DATASET RECORDS.
+ + + + + + +

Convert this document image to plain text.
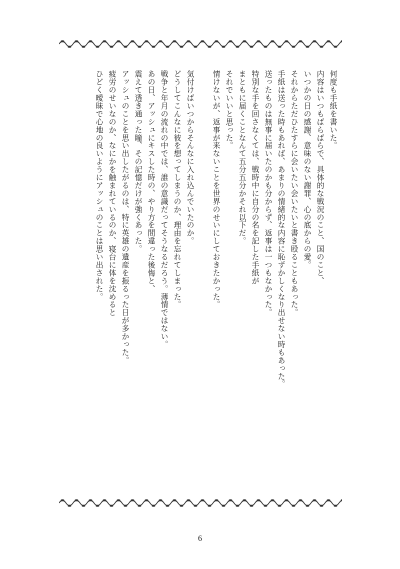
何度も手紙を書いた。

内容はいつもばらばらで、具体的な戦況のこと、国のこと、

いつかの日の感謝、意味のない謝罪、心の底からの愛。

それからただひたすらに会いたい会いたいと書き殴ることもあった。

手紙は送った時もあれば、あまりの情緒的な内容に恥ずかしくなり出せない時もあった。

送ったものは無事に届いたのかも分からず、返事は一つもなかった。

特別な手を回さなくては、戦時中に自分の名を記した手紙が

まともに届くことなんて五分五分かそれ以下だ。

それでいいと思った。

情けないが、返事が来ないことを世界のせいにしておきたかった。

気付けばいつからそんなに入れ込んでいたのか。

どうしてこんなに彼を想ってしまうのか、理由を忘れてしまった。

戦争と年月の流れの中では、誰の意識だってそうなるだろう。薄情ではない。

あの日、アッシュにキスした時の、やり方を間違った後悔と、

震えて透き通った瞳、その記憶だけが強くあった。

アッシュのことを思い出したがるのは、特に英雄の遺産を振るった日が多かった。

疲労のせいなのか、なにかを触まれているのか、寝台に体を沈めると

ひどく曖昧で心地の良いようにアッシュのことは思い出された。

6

+ + + + + + +

EXERCISE DETAILS.
Quote the material word for word, dropping any images it holds.

WORKED SOLUTION.
Convert this document image to plain text.
何度も手紙を書いた。

内容はいつもばらばらで、具体的な戦況のこと、国のこと、

いつかの日の感謝、意味のない謝罪、心の底からの愛。

それからただひたすらに会いたい会いたいと書き殴ることもあった。

手紙は送った時もあれば、あまりの情緒的な内容に恥ずかしくなり出せない時もあった。

送ったものは無事に届いたのかも分からず、返事は一つもなかった。

特別な手を回さなくては、戦時中に自分の名を記した手紙が

まともに届くことなんて五分五分かそれ以下だ。

それでいいと思った。

情けないが、返事が来ないことを世界のせいにしておきたかった。

気付けばいつからそんなに入れ込んでいたのか。

どうしてこんなに彼を想ってしまうのか、理由を忘れてしまった。

戦争と年月の流れの中では、誰の意識だってそうなるだろう。薄情ではない。

あの日、アッシュにキスした時の、やり方を間違った後悔と、

震えて透き通った瞳、その記憶だけが強くあった。

アッシュのことを思い出したがるのは、特に英雄の遺産を振るった日が多かった。

疲労のせいなのか、なにかを触まれているのか、寝台に体を沈めると

ひどく曖昧で心地の良いようにアッシュのことは思い出された。

6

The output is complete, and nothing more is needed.